OBJECTIVES: Transfusion-dependent β-thalassemia (TDT) is a rare hereditary blood disorder in which patients suffer from chronic anemia and the effects of iron overload due to chronic blood transfusions despite chelation therapy, resulting in significant morbidity and early mortality. The impact of transfusion dependence on chronic complications and their subsequent impact on long-term clinical outcomes is not fully characterized. A model was developed to predict long-term clinical outcomes for patients with TDT treated with standard of care in the United States (US).

METHODS: A Markov cohort model with a lifetime horizon was used to track a cohort of adult patients (mean age at baseline: 18 years) assumed to receive an average of 17 blood transfusions per year until death. Mortality was estimated based on transfusion dependence and the presence of complications including cardiac complications and diabetes. Other complications tracked in the model included liver complications, hypogonadism, and osteoporosis. Model inputs were derived from published literature. Scenario analyses varied the mortality inputs and risks of developing complications each by ±20% to explore their impact on life expectancy in this patient population.

== WHAT YOU HAVE TO DO ==
Write the next part of the abstract on modeling long-term outcomes in transfusion-dependent β-thalassemia, picking up after its methods paragraph.

Bounding box prediction data:
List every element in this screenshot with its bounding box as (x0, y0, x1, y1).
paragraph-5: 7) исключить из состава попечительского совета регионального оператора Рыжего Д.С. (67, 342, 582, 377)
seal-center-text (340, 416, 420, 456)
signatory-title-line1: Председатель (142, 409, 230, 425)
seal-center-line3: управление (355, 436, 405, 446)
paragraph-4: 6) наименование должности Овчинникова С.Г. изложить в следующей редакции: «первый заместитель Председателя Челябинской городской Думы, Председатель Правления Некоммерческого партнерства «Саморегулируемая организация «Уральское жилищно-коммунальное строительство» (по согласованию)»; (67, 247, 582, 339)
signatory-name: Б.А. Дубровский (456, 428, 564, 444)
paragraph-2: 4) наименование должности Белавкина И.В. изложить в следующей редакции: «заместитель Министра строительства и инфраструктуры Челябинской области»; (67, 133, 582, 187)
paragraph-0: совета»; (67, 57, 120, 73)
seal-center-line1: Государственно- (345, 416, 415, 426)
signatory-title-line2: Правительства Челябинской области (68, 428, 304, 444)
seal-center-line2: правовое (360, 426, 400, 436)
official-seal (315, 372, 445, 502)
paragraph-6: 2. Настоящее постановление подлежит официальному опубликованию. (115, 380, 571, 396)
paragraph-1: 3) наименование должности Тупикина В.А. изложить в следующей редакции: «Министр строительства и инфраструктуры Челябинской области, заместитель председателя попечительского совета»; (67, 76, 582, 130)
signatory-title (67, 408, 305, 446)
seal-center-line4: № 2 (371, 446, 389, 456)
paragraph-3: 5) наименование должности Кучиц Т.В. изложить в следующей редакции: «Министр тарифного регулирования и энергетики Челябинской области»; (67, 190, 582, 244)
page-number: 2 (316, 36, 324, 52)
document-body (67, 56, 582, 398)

== ANSWER FOR THE TASK ==
RESULTS: The average modelled life expectancy for adults with TDT in the US was 44 years. Starting from age 18, each patient incurred an average of 443 blood transfusions over the remainder of the lifetime horizon. The most common chronic complications developed over the lifetime horizon in the model were hypogonadism (65%), diabetes (36%), and cardiac complications (31%). Scenario analyses demonstrated that survival estimates were most sensitive to the mortality and risk inputs for cardiac complications.

CONCLUSIONS: Model projections demonstrate that patients with TDT receiving standard of care have a high risk of complications and reduced life expectancy. Innovative therapies that can remove the need for blood transfusions could improve long-term clinical outcomes in this patient population.